(Saved data entries)
-- BEGIN --
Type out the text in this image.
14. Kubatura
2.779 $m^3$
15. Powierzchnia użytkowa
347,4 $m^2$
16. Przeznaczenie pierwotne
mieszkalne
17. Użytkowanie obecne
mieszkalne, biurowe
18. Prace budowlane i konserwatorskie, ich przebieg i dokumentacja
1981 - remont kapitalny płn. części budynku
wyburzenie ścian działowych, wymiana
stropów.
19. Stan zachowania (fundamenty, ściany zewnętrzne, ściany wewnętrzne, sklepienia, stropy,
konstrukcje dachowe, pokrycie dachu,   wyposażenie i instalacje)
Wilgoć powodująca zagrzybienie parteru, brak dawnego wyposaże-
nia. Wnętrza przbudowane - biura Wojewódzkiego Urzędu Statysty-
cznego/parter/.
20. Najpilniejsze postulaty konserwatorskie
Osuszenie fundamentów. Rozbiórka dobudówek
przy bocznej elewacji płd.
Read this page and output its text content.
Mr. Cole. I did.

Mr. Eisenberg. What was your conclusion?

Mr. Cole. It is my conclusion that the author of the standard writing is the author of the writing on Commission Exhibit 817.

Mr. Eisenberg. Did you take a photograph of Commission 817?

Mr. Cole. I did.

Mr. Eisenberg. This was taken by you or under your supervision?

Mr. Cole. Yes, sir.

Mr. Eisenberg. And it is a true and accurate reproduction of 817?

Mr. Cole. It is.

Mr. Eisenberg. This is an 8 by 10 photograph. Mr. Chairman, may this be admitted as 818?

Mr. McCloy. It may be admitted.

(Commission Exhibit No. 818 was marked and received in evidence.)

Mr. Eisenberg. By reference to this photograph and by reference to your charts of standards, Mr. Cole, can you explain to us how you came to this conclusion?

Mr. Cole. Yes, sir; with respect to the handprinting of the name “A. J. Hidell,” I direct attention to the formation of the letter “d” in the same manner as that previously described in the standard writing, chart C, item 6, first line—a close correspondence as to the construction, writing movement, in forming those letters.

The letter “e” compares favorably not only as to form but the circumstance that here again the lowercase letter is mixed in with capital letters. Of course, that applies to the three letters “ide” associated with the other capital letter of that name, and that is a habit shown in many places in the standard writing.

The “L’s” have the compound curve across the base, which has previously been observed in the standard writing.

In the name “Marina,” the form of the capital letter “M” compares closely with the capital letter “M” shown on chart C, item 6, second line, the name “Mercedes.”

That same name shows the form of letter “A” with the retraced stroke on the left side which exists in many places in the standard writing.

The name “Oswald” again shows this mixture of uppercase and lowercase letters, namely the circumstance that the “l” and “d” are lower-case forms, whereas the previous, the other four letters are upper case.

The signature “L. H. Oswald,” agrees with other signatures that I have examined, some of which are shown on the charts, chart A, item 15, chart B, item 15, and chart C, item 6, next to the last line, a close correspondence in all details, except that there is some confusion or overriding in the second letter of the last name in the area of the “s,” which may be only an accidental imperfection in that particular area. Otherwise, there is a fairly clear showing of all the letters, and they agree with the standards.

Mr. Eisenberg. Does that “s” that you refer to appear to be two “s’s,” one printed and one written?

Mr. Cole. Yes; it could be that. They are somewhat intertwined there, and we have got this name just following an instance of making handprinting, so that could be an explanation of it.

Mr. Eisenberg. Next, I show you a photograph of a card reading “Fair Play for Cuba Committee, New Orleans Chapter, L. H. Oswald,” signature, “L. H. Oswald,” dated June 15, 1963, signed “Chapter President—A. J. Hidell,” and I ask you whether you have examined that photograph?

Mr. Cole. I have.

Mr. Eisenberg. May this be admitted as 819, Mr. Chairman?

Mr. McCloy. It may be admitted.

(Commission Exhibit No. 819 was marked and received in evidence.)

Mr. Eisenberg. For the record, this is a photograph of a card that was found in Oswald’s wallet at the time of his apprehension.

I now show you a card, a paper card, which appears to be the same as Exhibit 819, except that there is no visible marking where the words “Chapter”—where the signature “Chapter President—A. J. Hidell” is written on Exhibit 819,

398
-- END --
■ **AIM OF THE EXERCISE**
Report only how many lines in the listing contain the string "received".

■ **RESULT OF THE TASK**
2